- [TASK DIRECTIONS]:
Each record needs to be echoed exactly; can you do that?

- [RECORDS SHOWN]:
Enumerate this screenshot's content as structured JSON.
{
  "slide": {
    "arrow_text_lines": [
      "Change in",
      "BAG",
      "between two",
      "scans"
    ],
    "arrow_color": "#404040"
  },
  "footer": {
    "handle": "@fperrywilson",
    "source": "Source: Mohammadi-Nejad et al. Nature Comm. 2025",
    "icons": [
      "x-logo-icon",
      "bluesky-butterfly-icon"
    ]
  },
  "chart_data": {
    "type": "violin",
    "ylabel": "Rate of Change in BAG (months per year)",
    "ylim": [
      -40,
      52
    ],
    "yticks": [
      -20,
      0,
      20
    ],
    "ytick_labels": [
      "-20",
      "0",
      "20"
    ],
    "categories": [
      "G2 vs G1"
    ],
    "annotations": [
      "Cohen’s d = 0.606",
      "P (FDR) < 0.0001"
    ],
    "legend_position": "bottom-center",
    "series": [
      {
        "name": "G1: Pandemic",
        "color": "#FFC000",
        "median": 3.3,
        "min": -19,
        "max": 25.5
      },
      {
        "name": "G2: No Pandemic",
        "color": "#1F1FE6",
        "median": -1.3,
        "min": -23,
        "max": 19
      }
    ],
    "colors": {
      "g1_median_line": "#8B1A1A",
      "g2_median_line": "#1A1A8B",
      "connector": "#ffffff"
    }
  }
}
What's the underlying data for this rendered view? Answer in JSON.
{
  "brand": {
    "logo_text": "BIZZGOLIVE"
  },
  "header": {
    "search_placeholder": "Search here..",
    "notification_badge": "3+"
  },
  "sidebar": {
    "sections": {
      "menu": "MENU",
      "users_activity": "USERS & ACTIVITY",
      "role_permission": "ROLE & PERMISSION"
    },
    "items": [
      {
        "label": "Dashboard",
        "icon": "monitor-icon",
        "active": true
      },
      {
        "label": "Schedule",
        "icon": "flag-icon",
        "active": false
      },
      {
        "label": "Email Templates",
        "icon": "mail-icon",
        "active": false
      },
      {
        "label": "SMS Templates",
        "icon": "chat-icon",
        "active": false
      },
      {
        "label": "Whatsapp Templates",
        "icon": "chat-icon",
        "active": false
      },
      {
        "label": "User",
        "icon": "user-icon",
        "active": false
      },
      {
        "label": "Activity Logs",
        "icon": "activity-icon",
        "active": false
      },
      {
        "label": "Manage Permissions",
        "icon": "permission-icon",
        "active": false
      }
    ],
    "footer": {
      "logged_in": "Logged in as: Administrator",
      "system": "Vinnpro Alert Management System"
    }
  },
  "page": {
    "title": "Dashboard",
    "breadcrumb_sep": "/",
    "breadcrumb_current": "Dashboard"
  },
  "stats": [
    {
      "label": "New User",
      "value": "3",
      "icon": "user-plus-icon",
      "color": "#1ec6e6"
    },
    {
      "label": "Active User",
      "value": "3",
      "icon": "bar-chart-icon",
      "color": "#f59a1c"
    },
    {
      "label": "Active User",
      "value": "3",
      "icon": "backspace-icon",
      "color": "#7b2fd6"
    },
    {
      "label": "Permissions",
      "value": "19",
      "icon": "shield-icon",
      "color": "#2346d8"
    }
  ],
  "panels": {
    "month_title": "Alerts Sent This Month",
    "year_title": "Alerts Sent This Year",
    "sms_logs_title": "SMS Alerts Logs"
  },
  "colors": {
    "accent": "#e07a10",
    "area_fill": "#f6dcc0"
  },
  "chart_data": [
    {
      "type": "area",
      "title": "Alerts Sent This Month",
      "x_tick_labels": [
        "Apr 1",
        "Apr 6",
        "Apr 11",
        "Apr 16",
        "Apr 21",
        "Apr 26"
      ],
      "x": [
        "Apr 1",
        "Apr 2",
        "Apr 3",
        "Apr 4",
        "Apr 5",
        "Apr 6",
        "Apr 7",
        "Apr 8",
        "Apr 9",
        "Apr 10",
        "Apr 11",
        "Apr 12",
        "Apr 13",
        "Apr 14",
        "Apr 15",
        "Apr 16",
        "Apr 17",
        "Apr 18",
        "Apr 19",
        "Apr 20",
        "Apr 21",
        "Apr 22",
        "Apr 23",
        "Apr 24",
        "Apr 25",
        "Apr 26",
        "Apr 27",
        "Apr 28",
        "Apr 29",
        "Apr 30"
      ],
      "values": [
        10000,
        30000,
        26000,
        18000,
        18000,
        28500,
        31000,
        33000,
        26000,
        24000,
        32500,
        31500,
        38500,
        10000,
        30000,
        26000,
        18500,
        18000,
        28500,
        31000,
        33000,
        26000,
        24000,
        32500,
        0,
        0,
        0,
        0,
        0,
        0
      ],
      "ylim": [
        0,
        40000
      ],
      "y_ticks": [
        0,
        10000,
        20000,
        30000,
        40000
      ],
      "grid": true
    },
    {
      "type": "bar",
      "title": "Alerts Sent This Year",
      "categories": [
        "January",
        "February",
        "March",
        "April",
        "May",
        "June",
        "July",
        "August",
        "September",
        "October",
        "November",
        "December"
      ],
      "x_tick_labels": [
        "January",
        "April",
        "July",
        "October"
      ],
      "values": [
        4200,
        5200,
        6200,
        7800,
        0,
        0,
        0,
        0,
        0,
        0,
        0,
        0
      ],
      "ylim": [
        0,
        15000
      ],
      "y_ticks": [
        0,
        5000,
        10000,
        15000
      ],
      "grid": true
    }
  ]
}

- [WRITTEN RESPONSE]:
Enumerate this screenshot's content as structured JSON.
{
  "slide": {
    "arrow_text_lines": [
      "Change in",
      "BAG",
      "between two",
      "scans"
    ],
    "arrow_color": "#404040"
  },
  "footer": {
    "handle": "@fperrywilson",
    "source": "Source: Mohammadi-Nejad et al. Nature Comm. 2025",
    "icons": [
      "x-logo-icon",
      "bluesky-butterfly-icon"
    ]
  },
  "chart_data": {
    "type": "violin",
    "ylabel": "Rate of Change in BAG (months per year)",
    "ylim": [
      -40,
      52
    ],
    "yticks": [
      -20,
      0,
      20
    ],
    "ytick_labels": [
      "-20",
      "0",
      "20"
    ],
    "categories": [
      "G2 vs G1"
    ],
    "annotations": [
      "Cohen’s d = 0.606",
      "P (FDR) < 0.0001"
    ],
    "legend_position": "bottom-center",
    "series": [
      {
        "name": "G1: Pandemic",
        "color": "#FFC000",
        "median": 3.3,
        "min": -19,
        "max": 25.5
      },
      {
        "name": "G2: No Pandemic",
        "color": "#1F1FE6",
        "median": -1.3,
        "min": -23,
        "max": 19
      }
    ],
    "colors": {
      "g1_median_line": "#8B1A1A",
      "g2_median_line": "#1A1A8B",
      "connector": "#ffffff"
    }
  }
}
What's the underlying data for this rendered view? Answer in JSON.
{
  "brand": {
    "logo_text": "BIZZGOLIVE"
  },
  "header": {
    "search_placeholder": "Search here..",
    "notification_badge": "3+"
  },
  "sidebar": {
    "sections": {
      "menu": "MENU",
      "users_activity": "USERS & ACTIVITY",
      "role_permission": "ROLE & PERMISSION"
    },
    "items": [
      {
        "label": "Dashboard",
        "icon": "monitor-icon",
        "active": true
      },
      {
        "label": "Schedule",
        "icon": "flag-icon",
        "active": false
      },
      {
        "label": "Email Templates",
        "icon": "mail-icon",
        "active": false
      },
      {
        "label": "SMS Templates",
        "icon": "chat-icon",
        "active": false
      },
      {
        "label": "Whatsapp Templates",
        "icon": "chat-icon",
        "active": false
      },
      {
        "label": "User",
        "icon": "user-icon",
        "active": false
      },
      {
        "label": "Activity Logs",
        "icon": "activity-icon",
        "active": false
      },
      {
        "label": "Manage Permissions",
        "icon": "permission-icon",
        "active": false
      }
    ],
    "footer": {
      "logged_in": "Logged in as: Administrator",
      "system": "Vinnpro Alert Management System"
    }
  },
  "page": {
    "title": "Dashboard",
    "breadcrumb_sep": "/",
    "breadcrumb_current": "Dashboard"
  },
  "stats": [
    {
      "label": "New User",
      "value": "3",
      "icon": "user-plus-icon",
      "color": "#1ec6e6"
    },
    {
      "label": "Active User",
      "value": "3",
      "icon": "bar-chart-icon",
      "color": "#f59a1c"
    },
    {
      "label": "Active User",
      "value": "3",
      "icon": "backspace-icon",
      "color": "#7b2fd6"
    },
    {
      "label": "Permissions",
      "value": "19",
      "icon": "shield-icon",
      "color": "#2346d8"
    }
  ],
  "panels": {
    "month_title": "Alerts Sent This Month",
    "year_title": "Alerts Sent This Year",
    "sms_logs_title": "SMS Alerts Logs"
  },
  "colors": {
    "accent": "#e07a10",
    "area_fill": "#f6dcc0"
  },
  "chart_data": [
    {
      "type": "area",
      "title": "Alerts Sent This Month",
      "x_tick_labels": [
        "Apr 1",
        "Apr 6",
        "Apr 11",
        "Apr 16",
        "Apr 21",
        "Apr 26"
      ],
      "x": [
        "Apr 1",
        "Apr 2",
        "Apr 3",
        "Apr 4",
        "Apr 5",
        "Apr 6",
        "Apr 7",
        "Apr 8",
        "Apr 9",
        "Apr 10",
        "Apr 11",
        "Apr 12",
        "Apr 13",
        "Apr 14",
        "Apr 15",
        "Apr 16",
        "Apr 17",
        "Apr 18",
        "Apr 19",
        "Apr 20",
        "Apr 21",
        "Apr 22",
        "Apr 23",
        "Apr 24",
        "Apr 25",
        "Apr 26",
        "Apr 27",
        "Apr 28",
        "Apr 29",
        "Apr 30"
      ],
      "values": [
        10000,
        30000,
        26000,
        18000,
        18000,
        28500,
        31000,
        33000,
        26000,
        24000,
        32500,
        31500,
        38500,
        10000,
        30000,
        26000,
        18500,
        18000,
        28500,
        31000,
        33000,
        26000,
        24000,
        32500,
        0,
        0,
        0,
        0,
        0,
        0
      ],
      "ylim": [
        0,
        40000
      ],
      "y_ticks": [
        0,
        10000,
        20000,
        30000,
        40000
      ],
      "grid": true
    },
    {
      "type": "bar",
      "title": "Alerts Sent This Year",
      "categories": [
        "January",
        "February",
        "March",
        "April",
        "May",
        "June",
        "July",
        "August",
        "September",
        "October",
        "November",
        "December"
      ],
      "x_tick_labels": [
        "January",
        "April",
        "July",
        "October"
      ],
      "values": [
        4200,
        5200,
        6200,
        7800,
        0,
        0,
        0,
        0,
        0,
        0,
        0,
        0
      ],
      "ylim": [
        0,
        15000
      ],
      "y_ticks": [
        0,
        5000,
        10000,
        15000
      ],
      "grid": true
    }
  ]
}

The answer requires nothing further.